Problem:
Separate out the lines that hold "type".

Information supplied:

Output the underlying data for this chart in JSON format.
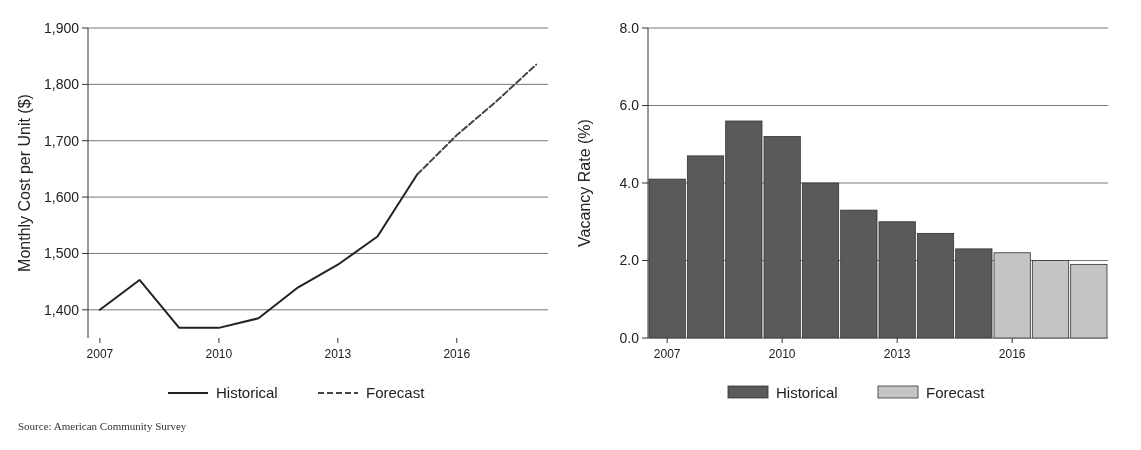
{
  "chart_data": [
    {
      "type": "line",
      "ylabel": "Monthly Cost per Unit ($)",
      "xlim": [
        2006.7,
        2018.3
      ],
      "ylim": [
        1350,
        1900
      ],
      "xticks": [
        2007,
        2010,
        2013,
        2016
      ],
      "yticks": [
        {
          "value": 1400,
          "label": "1,400"
        },
        {
          "value": 1500,
          "label": "1,500"
        },
        {
          "value": 1600,
          "label": "1,600"
        },
        {
          "value": 1700,
          "label": "1,700"
        },
        {
          "value": 1800,
          "label": "1,800"
        },
        {
          "value": 1900,
          "label": "1,900"
        }
      ],
      "grid": "y",
      "legend": "bottom",
      "series": [
        {
          "name": "Historical",
          "color": "#222222",
          "line_style": "solid",
          "x": [
            2007,
            2008,
            2009,
            2010,
            2011,
            2012,
            2013,
            2014,
            2015
          ],
          "values": [
            1400,
            1453,
            1368,
            1368,
            1385,
            1440,
            1480,
            1530,
            1640
          ]
        },
        {
          "name": "Forecast",
          "color": "#444444",
          "line_style": "dashed",
          "x": [
            2015,
            2016,
            2017,
            2018
          ],
          "values": [
            1640,
            1710,
            1770,
            1835
          ]
        }
      ],
      "annotations": [
        "Source: American Community Survey"
      ]
    },
    {
      "type": "bar",
      "ylabel": "Vacancy Rate (%)",
      "xlim": [
        2006.5,
        2018.5
      ],
      "ylim": [
        0,
        8
      ],
      "xticks": [
        2007,
        2010,
        2013,
        2016
      ],
      "yticks": [
        {
          "value": 0,
          "label": "0.0"
        },
        {
          "value": 2,
          "label": "2.0"
        },
        {
          "value": 4,
          "label": "4.0"
        },
        {
          "value": 6,
          "label": "6.0"
        },
        {
          "value": 8,
          "label": "8.0"
        }
      ],
      "grid": "y",
      "legend": "bottom",
      "series": [
        {
          "name": "Historical",
          "color": "#5a5a5a",
          "x": [
            2007,
            2008,
            2009,
            2010,
            2011,
            2012,
            2013,
            2014,
            2015
          ],
          "values": [
            4.1,
            4.7,
            5.6,
            5.2,
            4.0,
            3.3,
            3.0,
            2.7,
            2.3
          ]
        },
        {
          "name": "Forecast",
          "color": "#c4c4c4",
          "x": [
            2016,
            2017,
            2018
          ],
          "values": [
            2.2,
            2.0,
            1.9
          ]
        }
      ]
    }
  ]
}
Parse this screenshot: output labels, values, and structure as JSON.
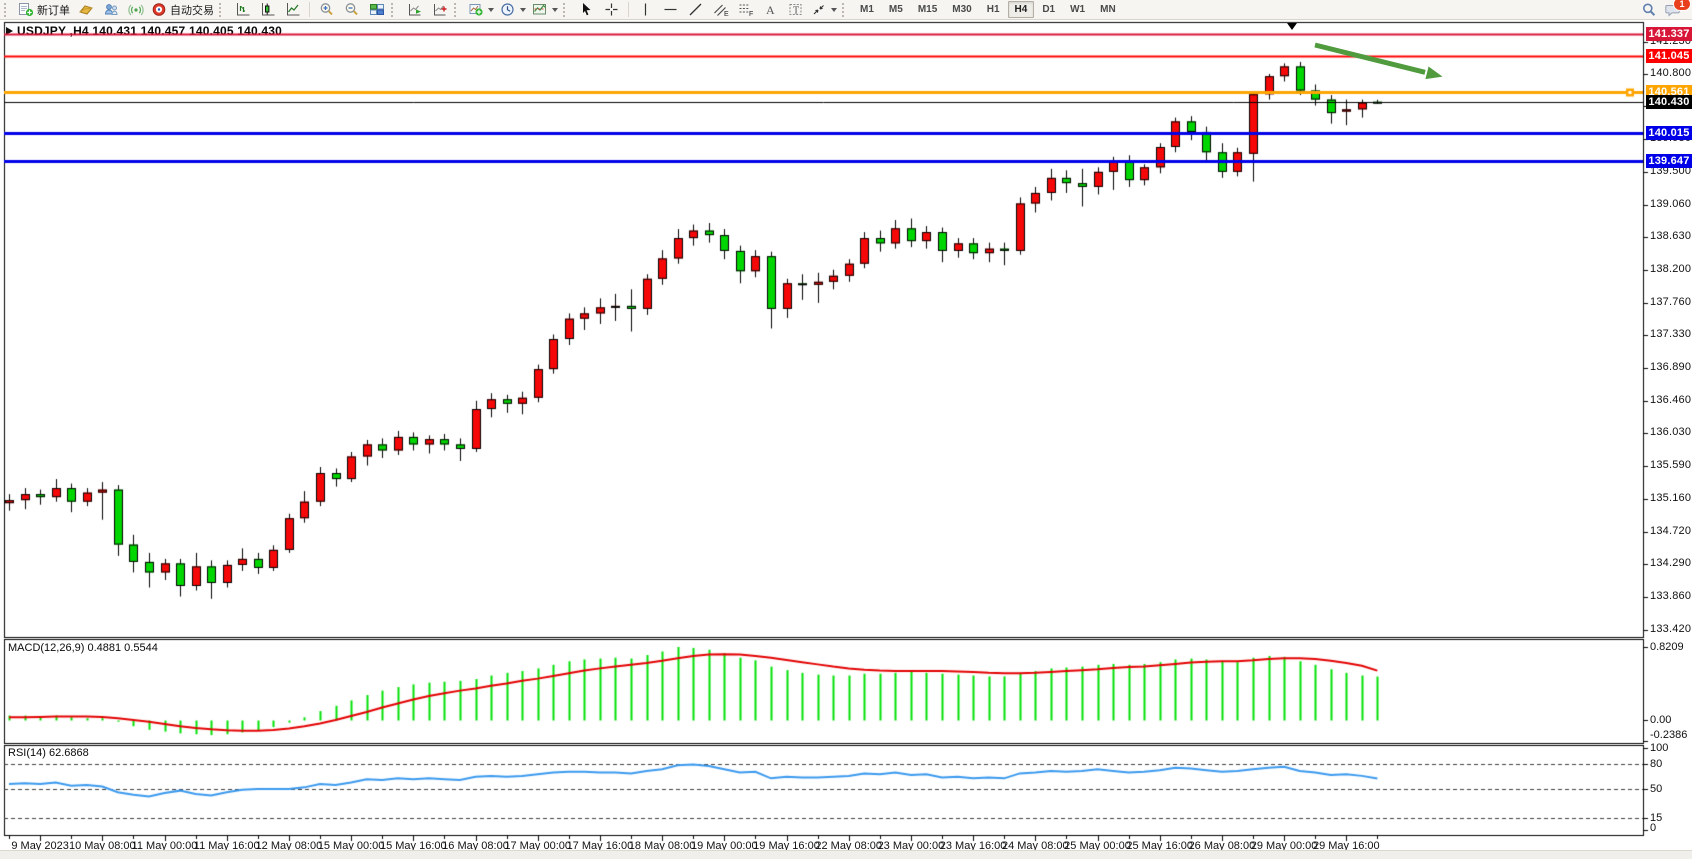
{
  "toolbar": {
    "new_order_label": "新订单",
    "autotrading_label": "自动交易",
    "timeframes": [
      "M1",
      "M5",
      "M15",
      "M30",
      "H1",
      "H4",
      "D1",
      "W1",
      "MN"
    ],
    "active_timeframe": "H4",
    "chat_badge": "1"
  },
  "chart": {
    "title": "USDJPY ,H4 140.431 140.457 140.405 140.430",
    "macd_label": "MACD(12,26,9) 0.4881 0.5544",
    "rsi_label": "RSI(14) 62.6868"
  },
  "chart_data": {
    "type": "candlestick",
    "symbol": "USDJPY",
    "timeframe": "H4",
    "ohlc_current": {
      "open": 140.431,
      "high": 140.457,
      "low": 140.405,
      "close": 140.43
    },
    "colors": {
      "bull_body": "#f70808",
      "bear_body": "#00d600",
      "wick": "#000000",
      "macd_hist": "#00e105",
      "macd_signal": "#e30000",
      "rsi_line": "#3a99ee",
      "panel_border": "#000000",
      "arrow": "#4f9b3e"
    },
    "price_axis_ticks": [
      "141.230",
      "140.800",
      "140.370",
      "139.930",
      "139.500",
      "139.060",
      "138.630",
      "138.200",
      "137.760",
      "137.330",
      "136.890",
      "136.460",
      "136.030",
      "135.590",
      "135.160",
      "134.720",
      "134.290",
      "133.860",
      "133.420"
    ],
    "time_axis_labels": [
      "9 May 2023",
      "10 May 08:00",
      "11 May 00:00",
      "11 May 16:00",
      "12 May 08:00",
      "15 May 00:00",
      "15 May 16:00",
      "16 May 08:00",
      "17 May 00:00",
      "17 May 16:00",
      "18 May 08:00",
      "19 May 00:00",
      "19 May 16:00",
      "22 May 08:00",
      "23 May 00:00",
      "23 May 16:00",
      "24 May 08:00",
      "25 May 00:00",
      "25 May 16:00",
      "26 May 08:00",
      "29 May 00:00",
      "29 May 16:00"
    ],
    "hlines": [
      {
        "price": 141.337,
        "label": "141.337",
        "color": "#d81638",
        "width": 2
      },
      {
        "price": 141.045,
        "label": "141.045",
        "color": "#fe0000",
        "width": 2
      },
      {
        "price": 140.561,
        "label": "140.561",
        "color": "#ffa500",
        "width": 3,
        "handle": true
      },
      {
        "price": 140.43,
        "label": "140.430",
        "color": "#000000",
        "width": 1,
        "current": true
      },
      {
        "price": 140.015,
        "label": "140.015",
        "color": "#0000e8",
        "width": 3
      },
      {
        "price": 139.647,
        "label": "139.647",
        "color": "#0000e8",
        "width": 3
      }
    ],
    "candles": [
      [
        135.1,
        135.22,
        135.0,
        135.14
      ],
      [
        135.14,
        135.3,
        135.02,
        135.22
      ],
      [
        135.22,
        135.28,
        135.08,
        135.18
      ],
      [
        135.18,
        135.42,
        135.12,
        135.3
      ],
      [
        135.3,
        135.36,
        134.98,
        135.12
      ],
      [
        135.12,
        135.3,
        135.06,
        135.24
      ],
      [
        135.24,
        135.38,
        134.88,
        135.28
      ],
      [
        135.28,
        135.34,
        134.4,
        134.55
      ],
      [
        134.55,
        134.68,
        134.18,
        134.32
      ],
      [
        134.32,
        134.44,
        133.98,
        134.18
      ],
      [
        134.18,
        134.36,
        134.08,
        134.3
      ],
      [
        134.3,
        134.36,
        133.86,
        134.0
      ],
      [
        134.0,
        134.44,
        133.94,
        134.26
      ],
      [
        134.26,
        134.34,
        133.83,
        134.04
      ],
      [
        134.04,
        134.34,
        133.98,
        134.28
      ],
      [
        134.28,
        134.5,
        134.2,
        134.36
      ],
      [
        134.36,
        134.44,
        134.16,
        134.24
      ],
      [
        134.24,
        134.54,
        134.2,
        134.48
      ],
      [
        134.48,
        134.96,
        134.44,
        134.9
      ],
      [
        134.9,
        135.26,
        134.84,
        135.12
      ],
      [
        135.12,
        135.58,
        135.06,
        135.5
      ],
      [
        135.5,
        135.56,
        135.32,
        135.42
      ],
      [
        135.42,
        135.78,
        135.38,
        135.72
      ],
      [
        135.72,
        135.94,
        135.6,
        135.88
      ],
      [
        135.88,
        135.96,
        135.7,
        135.8
      ],
      [
        135.8,
        136.06,
        135.74,
        135.98
      ],
      [
        135.98,
        136.04,
        135.8,
        135.88
      ],
      [
        135.88,
        136.0,
        135.76,
        135.95
      ],
      [
        135.95,
        136.02,
        135.8,
        135.88
      ],
      [
        135.88,
        135.96,
        135.66,
        135.82
      ],
      [
        135.82,
        136.46,
        135.78,
        136.35
      ],
      [
        136.35,
        136.56,
        136.24,
        136.48
      ],
      [
        136.48,
        136.54,
        136.3,
        136.42
      ],
      [
        136.42,
        136.58,
        136.28,
        136.5
      ],
      [
        136.5,
        136.94,
        136.44,
        136.88
      ],
      [
        136.88,
        137.34,
        136.82,
        137.28
      ],
      [
        137.28,
        137.62,
        137.2,
        137.55
      ],
      [
        137.55,
        137.7,
        137.4,
        137.62
      ],
      [
        137.62,
        137.82,
        137.48,
        137.7
      ],
      [
        137.7,
        137.88,
        137.52,
        137.72
      ],
      [
        137.72,
        137.94,
        137.38,
        137.68
      ],
      [
        137.68,
        138.14,
        137.6,
        138.08
      ],
      [
        138.08,
        138.46,
        138.0,
        138.35
      ],
      [
        138.35,
        138.74,
        138.28,
        138.62
      ],
      [
        138.62,
        138.8,
        138.52,
        138.72
      ],
      [
        138.72,
        138.82,
        138.56,
        138.66
      ],
      [
        138.66,
        138.74,
        138.34,
        138.45
      ],
      [
        138.45,
        138.52,
        138.02,
        138.18
      ],
      [
        138.18,
        138.46,
        138.1,
        138.38
      ],
      [
        138.38,
        138.44,
        137.42,
        137.68
      ],
      [
        137.68,
        138.08,
        137.56,
        138.02
      ],
      [
        138.02,
        138.14,
        137.8,
        138.0
      ],
      [
        138.0,
        138.16,
        137.76,
        138.04
      ],
      [
        138.04,
        138.2,
        137.94,
        138.12
      ],
      [
        138.12,
        138.34,
        138.04,
        138.28
      ],
      [
        138.28,
        138.7,
        138.22,
        138.62
      ],
      [
        138.62,
        138.72,
        138.44,
        138.55
      ],
      [
        138.55,
        138.86,
        138.48,
        138.75
      ],
      [
        138.75,
        138.88,
        138.5,
        138.58
      ],
      [
        138.58,
        138.78,
        138.48,
        138.7
      ],
      [
        138.7,
        138.76,
        138.3,
        138.45
      ],
      [
        138.45,
        138.62,
        138.36,
        138.55
      ],
      [
        138.55,
        138.62,
        138.34,
        138.42
      ],
      [
        138.42,
        138.56,
        138.3,
        138.48
      ],
      [
        138.48,
        138.56,
        138.26,
        138.45
      ],
      [
        138.45,
        139.16,
        138.4,
        139.08
      ],
      [
        139.08,
        139.3,
        138.96,
        139.22
      ],
      [
        139.22,
        139.54,
        139.12,
        139.42
      ],
      [
        139.42,
        139.52,
        139.22,
        139.35
      ],
      [
        139.35,
        139.54,
        139.04,
        139.3
      ],
      [
        139.3,
        139.56,
        139.2,
        139.5
      ],
      [
        139.5,
        139.7,
        139.26,
        139.64
      ],
      [
        139.64,
        139.72,
        139.3,
        139.39
      ],
      [
        139.39,
        139.6,
        139.32,
        139.56
      ],
      [
        139.56,
        139.88,
        139.48,
        139.83
      ],
      [
        139.83,
        140.22,
        139.76,
        140.17
      ],
      [
        140.17,
        140.24,
        139.92,
        140.03
      ],
      [
        140.03,
        140.1,
        139.64,
        139.76
      ],
      [
        139.76,
        139.88,
        139.42,
        139.5
      ],
      [
        139.5,
        139.82,
        139.44,
        139.76
      ],
      [
        139.74,
        140.57,
        139.37,
        140.53
      ],
      [
        140.53,
        140.8,
        140.46,
        140.77
      ],
      [
        140.77,
        140.94,
        140.7,
        140.9
      ],
      [
        140.9,
        140.96,
        140.52,
        140.58
      ],
      [
        140.58,
        140.66,
        140.38,
        140.46
      ],
      [
        140.46,
        140.52,
        140.14,
        140.28
      ],
      [
        140.3,
        140.46,
        140.12,
        140.33
      ],
      [
        140.33,
        140.46,
        140.22,
        140.42
      ],
      [
        140.431,
        140.457,
        140.405,
        140.43
      ]
    ],
    "macd": {
      "params": "12,26,9",
      "main": 0.4881,
      "signal": 0.5544,
      "axis_labels": [
        "0.8209",
        "0.00",
        "-0.2386"
      ],
      "axis_values": [
        0.8209,
        0.0,
        -0.2386
      ],
      "histogram": [
        0.05,
        0.05,
        0.04,
        0.05,
        0.03,
        0.02,
        0.02,
        -0.02,
        -0.07,
        -0.11,
        -0.13,
        -0.15,
        -0.16,
        -0.17,
        -0.16,
        -0.14,
        -0.12,
        -0.08,
        -0.03,
        0.03,
        0.1,
        0.16,
        0.22,
        0.28,
        0.33,
        0.37,
        0.4,
        0.42,
        0.43,
        0.44,
        0.46,
        0.5,
        0.53,
        0.55,
        0.58,
        0.62,
        0.66,
        0.68,
        0.69,
        0.7,
        0.69,
        0.73,
        0.77,
        0.8209,
        0.81,
        0.79,
        0.75,
        0.7,
        0.67,
        0.6,
        0.56,
        0.53,
        0.51,
        0.5,
        0.5,
        0.52,
        0.52,
        0.53,
        0.54,
        0.53,
        0.52,
        0.51,
        0.5,
        0.49,
        0.49,
        0.52,
        0.55,
        0.58,
        0.59,
        0.6,
        0.62,
        0.63,
        0.62,
        0.63,
        0.65,
        0.68,
        0.69,
        0.68,
        0.66,
        0.65,
        0.7,
        0.72,
        0.71,
        0.66,
        0.62,
        0.57,
        0.53,
        0.5,
        0.4881
      ],
      "signal_line": [
        0.03,
        0.03,
        0.035,
        0.04,
        0.04,
        0.038,
        0.035,
        0.02,
        0.0,
        -0.02,
        -0.045,
        -0.07,
        -0.09,
        -0.105,
        -0.115,
        -0.12,
        -0.12,
        -0.112,
        -0.095,
        -0.07,
        -0.04,
        0.0,
        0.045,
        0.09,
        0.14,
        0.185,
        0.23,
        0.27,
        0.3,
        0.33,
        0.355,
        0.385,
        0.41,
        0.44,
        0.465,
        0.495,
        0.525,
        0.555,
        0.58,
        0.6,
        0.62,
        0.64,
        0.665,
        0.695,
        0.72,
        0.735,
        0.74,
        0.735,
        0.72,
        0.7,
        0.675,
        0.65,
        0.625,
        0.6,
        0.58,
        0.565,
        0.555,
        0.55,
        0.55,
        0.55,
        0.55,
        0.545,
        0.54,
        0.53,
        0.525,
        0.525,
        0.53,
        0.54,
        0.55,
        0.56,
        0.57,
        0.585,
        0.595,
        0.6,
        0.615,
        0.63,
        0.645,
        0.655,
        0.66,
        0.66,
        0.67,
        0.685,
        0.695,
        0.695,
        0.685,
        0.665,
        0.64,
        0.61,
        0.5544
      ]
    },
    "rsi": {
      "period": 14,
      "value": 62.6868,
      "level_labels": [
        "100",
        "80",
        "50",
        "15",
        "0"
      ],
      "level_values": [
        100,
        80,
        50,
        15,
        0
      ],
      "dashed_levels": [
        80,
        50,
        15
      ],
      "values": [
        56,
        57,
        56,
        58,
        54,
        55,
        53,
        46,
        43,
        41,
        45,
        48,
        44,
        42,
        46,
        49,
        50,
        50,
        50,
        52,
        56,
        55,
        58,
        62,
        61,
        63,
        62,
        63,
        62,
        61,
        65,
        66,
        65,
        66,
        68,
        70,
        71,
        71,
        70,
        70,
        69,
        72,
        74,
        79,
        80,
        78,
        74,
        70,
        71,
        63,
        65,
        64,
        64,
        65,
        66,
        69,
        68,
        70,
        67,
        68,
        64,
        65,
        63,
        64,
        63,
        69,
        70,
        72,
        71,
        72,
        74,
        72,
        70,
        71,
        73,
        76,
        75,
        73,
        71,
        72,
        74,
        76,
        77,
        72,
        70,
        67,
        68,
        66,
        62.7
      ],
      "axis_range": [
        0,
        100
      ]
    },
    "annotation_arrow": {
      "from_bar": 84,
      "from_price": 141.18,
      "to_bar": 92.2,
      "to_price": 140.76
    }
  }
}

Worked solution:
      "type": "line",
      "type": "bar",
    "type": "candlestick",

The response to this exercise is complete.